*Instructions to follow:*
Restate the whole listing word for word. Pictures are left out.

*Provided records:*
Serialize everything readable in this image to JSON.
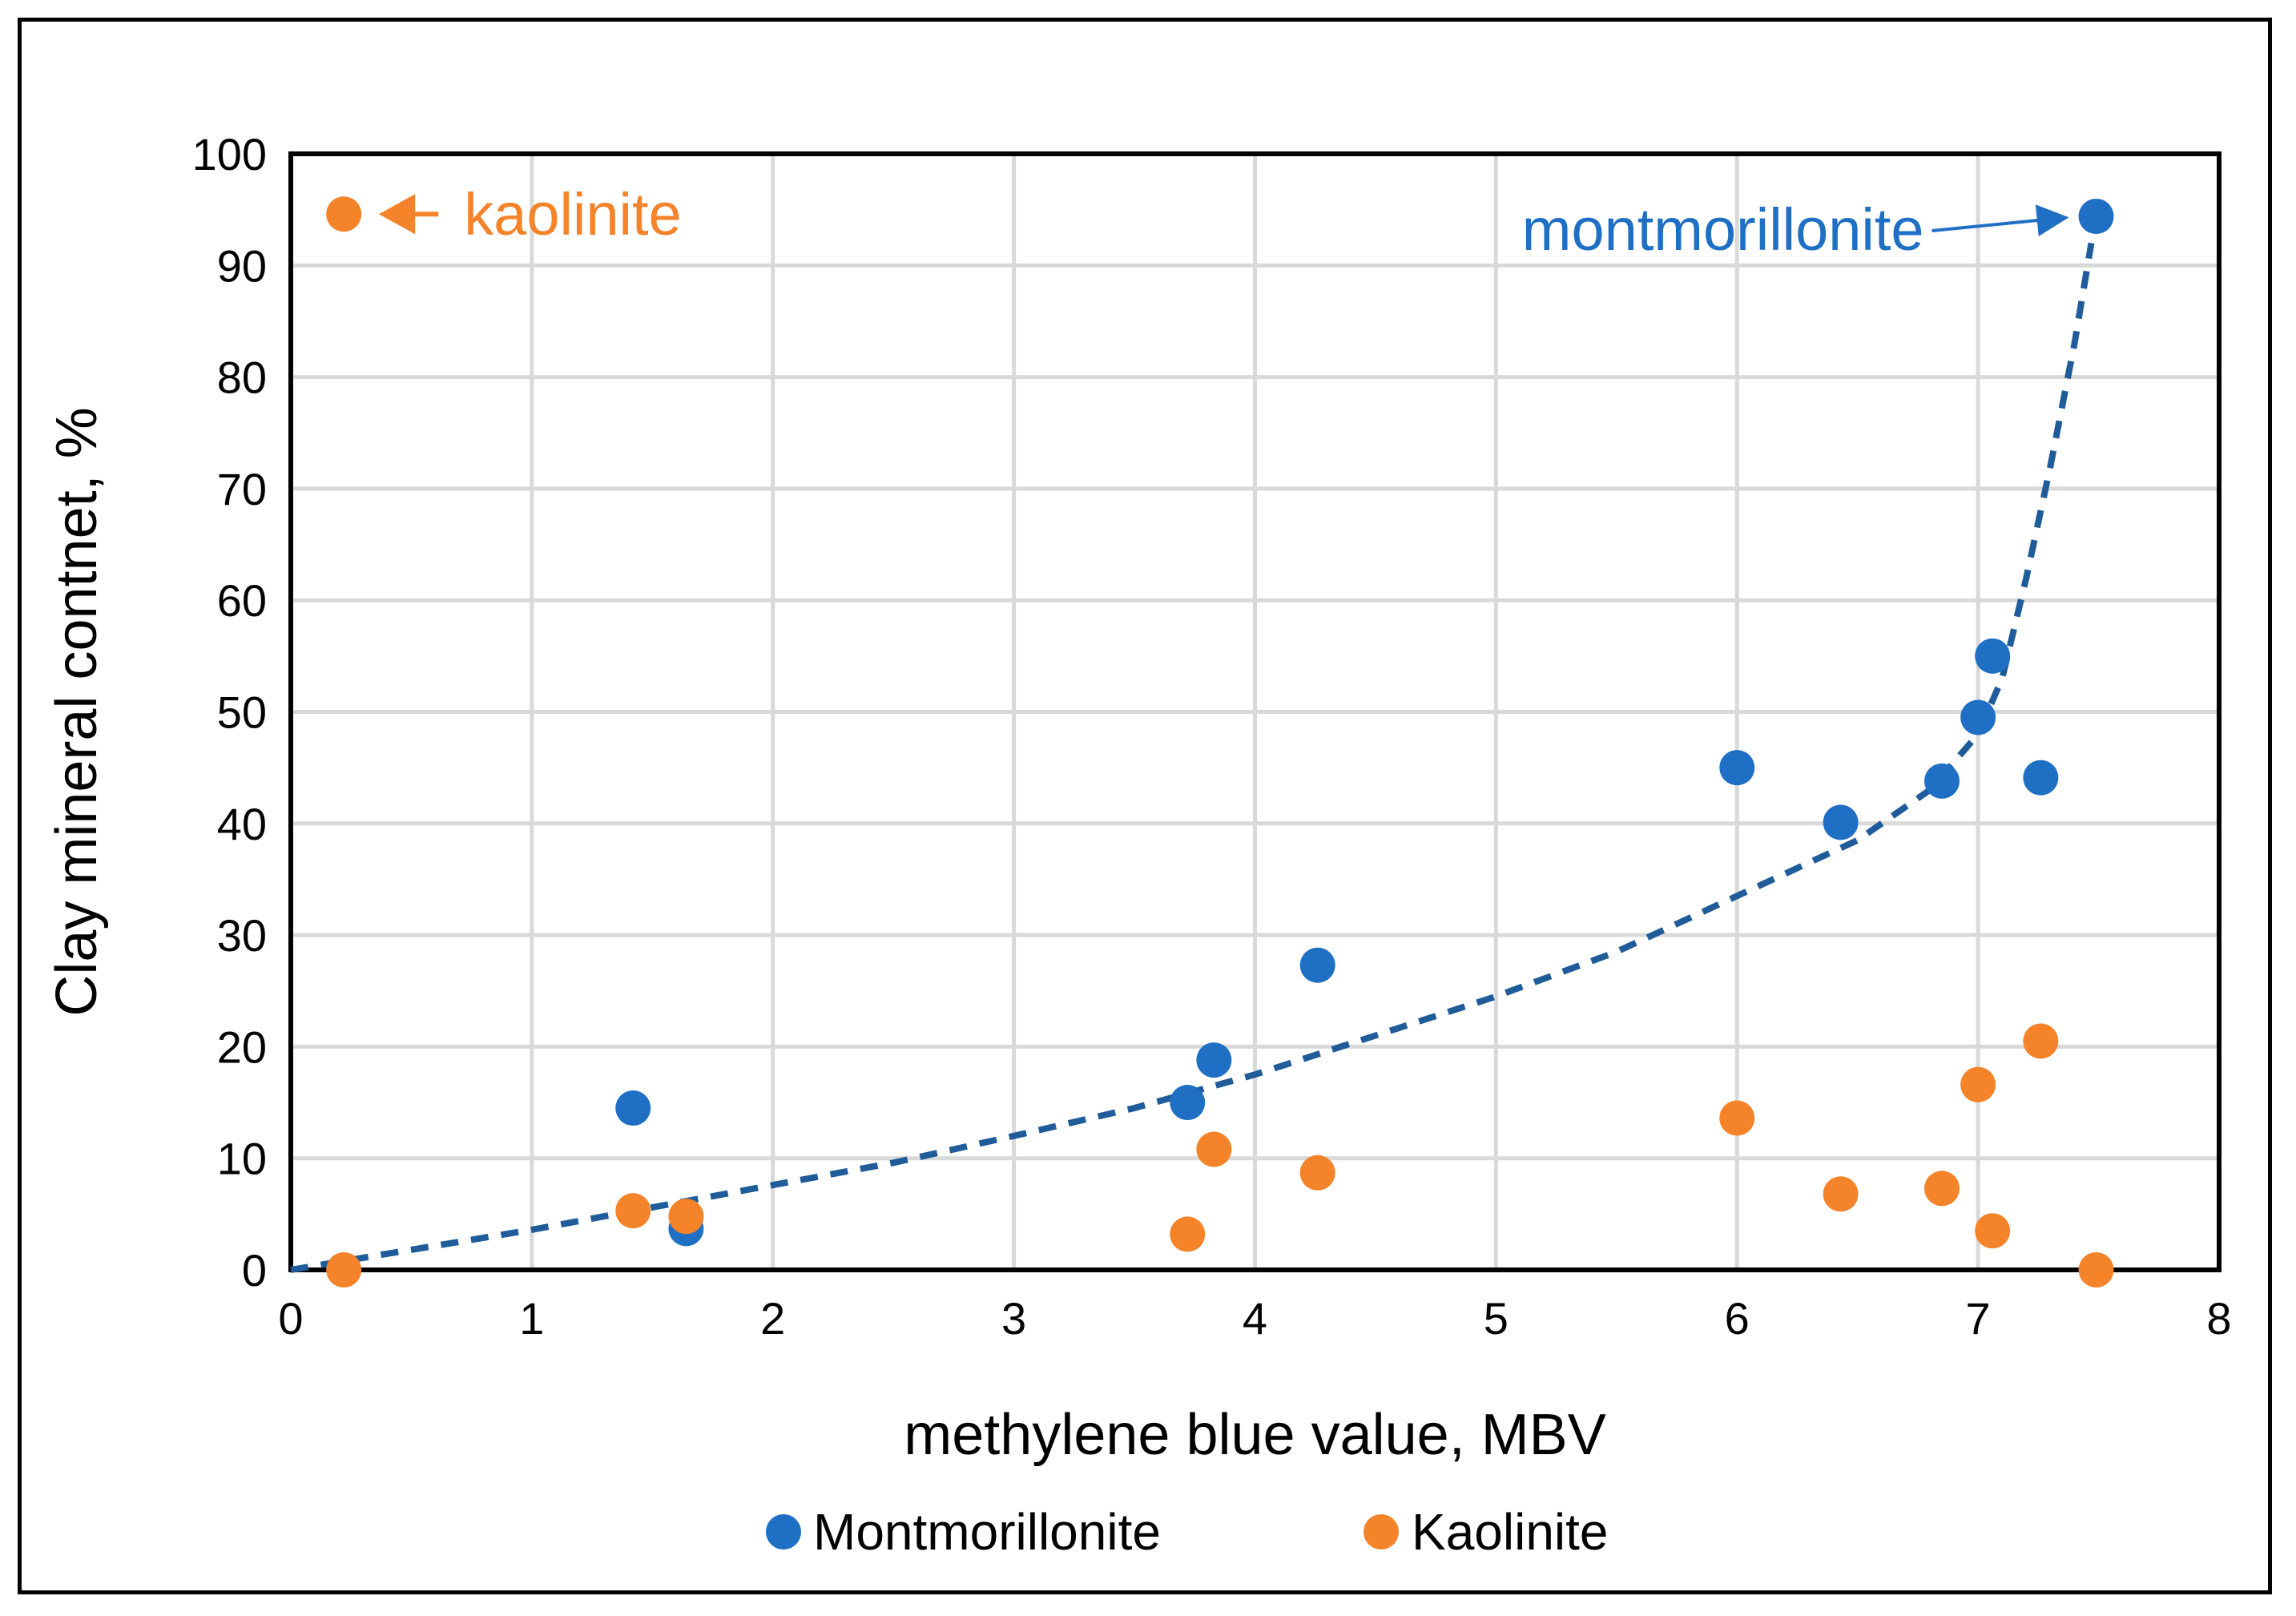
{
  "chart_data": {
    "type": "scatter",
    "title": "",
    "xlabel": "methylene blue value, MBV",
    "ylabel": "Clay mineral contnet, %",
    "xlim": [
      0,
      8
    ],
    "ylim": [
      0,
      100
    ],
    "xticks": [
      "0",
      "1",
      "2",
      "3",
      "4",
      "5",
      "6",
      "7",
      "8"
    ],
    "yticks": [
      "0",
      "10",
      "20",
      "30",
      "40",
      "50",
      "60",
      "70",
      "80",
      "90",
      "100"
    ],
    "grid": true,
    "legend_position": "bottom",
    "series": [
      {
        "name": "Montmorillonite",
        "color": "#1F6FC4",
        "points": [
          {
            "x": 1.42,
            "y": 14.5
          },
          {
            "x": 1.64,
            "y": 3.7
          },
          {
            "x": 3.72,
            "y": 15.0
          },
          {
            "x": 3.83,
            "y": 18.8
          },
          {
            "x": 4.26,
            "y": 27.3
          },
          {
            "x": 6.0,
            "y": 45.0
          },
          {
            "x": 6.43,
            "y": 40.1
          },
          {
            "x": 6.85,
            "y": 43.8
          },
          {
            "x": 7.0,
            "y": 49.5
          },
          {
            "x": 7.06,
            "y": 55.0
          },
          {
            "x": 7.26,
            "y": 44.1
          },
          {
            "x": 7.49,
            "y": 94.4
          }
        ]
      },
      {
        "name": "Kaolinite",
        "color": "#F5832A",
        "points": [
          {
            "x": 0.22,
            "y": 0.0
          },
          {
            "x": 1.42,
            "y": 5.3
          },
          {
            "x": 1.64,
            "y": 4.8
          },
          {
            "x": 3.72,
            "y": 3.2
          },
          {
            "x": 3.83,
            "y": 10.8
          },
          {
            "x": 4.26,
            "y": 8.7
          },
          {
            "x": 6.0,
            "y": 13.6
          },
          {
            "x": 6.43,
            "y": 6.8
          },
          {
            "x": 6.85,
            "y": 7.3
          },
          {
            "x": 7.0,
            "y": 16.6
          },
          {
            "x": 7.06,
            "y": 3.5
          },
          {
            "x": 7.26,
            "y": 20.5
          },
          {
            "x": 7.49,
            "y": 0.0
          }
        ]
      }
    ],
    "trendline": {
      "color": "#1F5C99",
      "style": "dashed",
      "points": [
        {
          "x": 0,
          "y": 0
        },
        {
          "x": 0.5,
          "y": 1.8
        },
        {
          "x": 1.0,
          "y": 3.6
        },
        {
          "x": 1.5,
          "y": 5.6
        },
        {
          "x": 2.0,
          "y": 7.6
        },
        {
          "x": 2.5,
          "y": 9.6
        },
        {
          "x": 3.0,
          "y": 12.0
        },
        {
          "x": 3.5,
          "y": 14.5
        },
        {
          "x": 4.0,
          "y": 17.5
        },
        {
          "x": 4.5,
          "y": 21.0
        },
        {
          "x": 5.0,
          "y": 24.5
        },
        {
          "x": 5.5,
          "y": 28.5
        },
        {
          "x": 6.0,
          "y": 33.5
        },
        {
          "x": 6.5,
          "y": 38.5
        },
        {
          "x": 6.8,
          "y": 43.0
        },
        {
          "x": 7.0,
          "y": 48.0
        },
        {
          "x": 7.1,
          "y": 53.0
        },
        {
          "x": 7.2,
          "y": 62.0
        },
        {
          "x": 7.3,
          "y": 72.0
        },
        {
          "x": 7.4,
          "y": 83.0
        },
        {
          "x": 7.47,
          "y": 92.0
        }
      ]
    },
    "annotations": [
      {
        "text": "kaolinite",
        "color": "#F5832A",
        "marker_point": {
          "x": 0.22,
          "y": 94.6
        }
      },
      {
        "text": "montmorillonite",
        "color": "#1F6FC4",
        "target_point": {
          "x": 7.49,
          "y": 94.4
        }
      }
    ]
  }
}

*Reply:*
Serialize everything readable in this image to JSON.
{
  "chart_data": {
    "type": "scatter",
    "title": "",
    "xlabel": "methylene blue value, MBV",
    "ylabel": "Clay mineral contnet, %",
    "xlim": [
      0,
      8
    ],
    "ylim": [
      0,
      100
    ],
    "xticks": [
      "0",
      "1",
      "2",
      "3",
      "4",
      "5",
      "6",
      "7",
      "8"
    ],
    "yticks": [
      "0",
      "10",
      "20",
      "30",
      "40",
      "50",
      "60",
      "70",
      "80",
      "90",
      "100"
    ],
    "grid": true,
    "legend_position": "bottom",
    "series": [
      {
        "name": "Montmorillonite",
        "color": "#1F6FC4",
        "points": [
          {
            "x": 1.42,
            "y": 14.5
          },
          {
            "x": 1.64,
            "y": 3.7
          },
          {
            "x": 3.72,
            "y": 15.0
          },
          {
            "x": 3.83,
            "y": 18.8
          },
          {
            "x": 4.26,
            "y": 27.3
          },
          {
            "x": 6.0,
            "y": 45.0
          },
          {
            "x": 6.43,
            "y": 40.1
          },
          {
            "x": 6.85,
            "y": 43.8
          },
          {
            "x": 7.0,
            "y": 49.5
          },
          {
            "x": 7.06,
            "y": 55.0
          },
          {
            "x": 7.26,
            "y": 44.1
          },
          {
            "x": 7.49,
            "y": 94.4
          }
        ]
      },
      {
        "name": "Kaolinite",
        "color": "#F5832A",
        "points": [
          {
            "x": 0.22,
            "y": 0.0
          },
          {
            "x": 1.42,
            "y": 5.3
          },
          {
            "x": 1.64,
            "y": 4.8
          },
          {
            "x": 3.72,
            "y": 3.2
          },
          {
            "x": 3.83,
            "y": 10.8
          },
          {
            "x": 4.26,
            "y": 8.7
          },
          {
            "x": 6.0,
            "y": 13.6
          },
          {
            "x": 6.43,
            "y": 6.8
          },
          {
            "x": 6.85,
            "y": 7.3
          },
          {
            "x": 7.0,
            "y": 16.6
          },
          {
            "x": 7.06,
            "y": 3.5
          },
          {
            "x": 7.26,
            "y": 20.5
          },
          {
            "x": 7.49,
            "y": 0.0
          }
        ]
      }
    ],
    "trendline": {
      "color": "#1F5C99",
      "style": "dashed",
      "points": [
        {
          "x": 0,
          "y": 0
        },
        {
          "x": 0.5,
          "y": 1.8
        },
        {
          "x": 1.0,
          "y": 3.6
        },
        {
          "x": 1.5,
          "y": 5.6
        },
        {
          "x": 2.0,
          "y": 7.6
        },
        {
          "x": 2.5,
          "y": 9.6
        },
        {
          "x": 3.0,
          "y": 12.0
        },
        {
          "x": 3.5,
          "y": 14.5
        },
        {
          "x": 4.0,
          "y": 17.5
        },
        {
          "x": 4.5,
          "y": 21.0
        },
        {
          "x": 5.0,
          "y": 24.5
        },
        {
          "x": 5.5,
          "y": 28.5
        },
        {
          "x": 6.0,
          "y": 33.5
        },
        {
          "x": 6.5,
          "y": 38.5
        },
        {
          "x": 6.8,
          "y": 43.0
        },
        {
          "x": 7.0,
          "y": 48.0
        },
        {
          "x": 7.1,
          "y": 53.0
        },
        {
          "x": 7.2,
          "y": 62.0
        },
        {
          "x": 7.3,
          "y": 72.0
        },
        {
          "x": 7.4,
          "y": 83.0
        },
        {
          "x": 7.47,
          "y": 92.0
        }
      ]
    },
    "annotations": [
      {
        "text": "kaolinite",
        "color": "#F5832A",
        "marker_point": {
          "x": 0.22,
          "y": 94.6
        }
      },
      {
        "text": "montmorillonite",
        "color": "#1F6FC4",
        "target_point": {
          "x": 7.49,
          "y": 94.4
        }
      }
    ]
  }
}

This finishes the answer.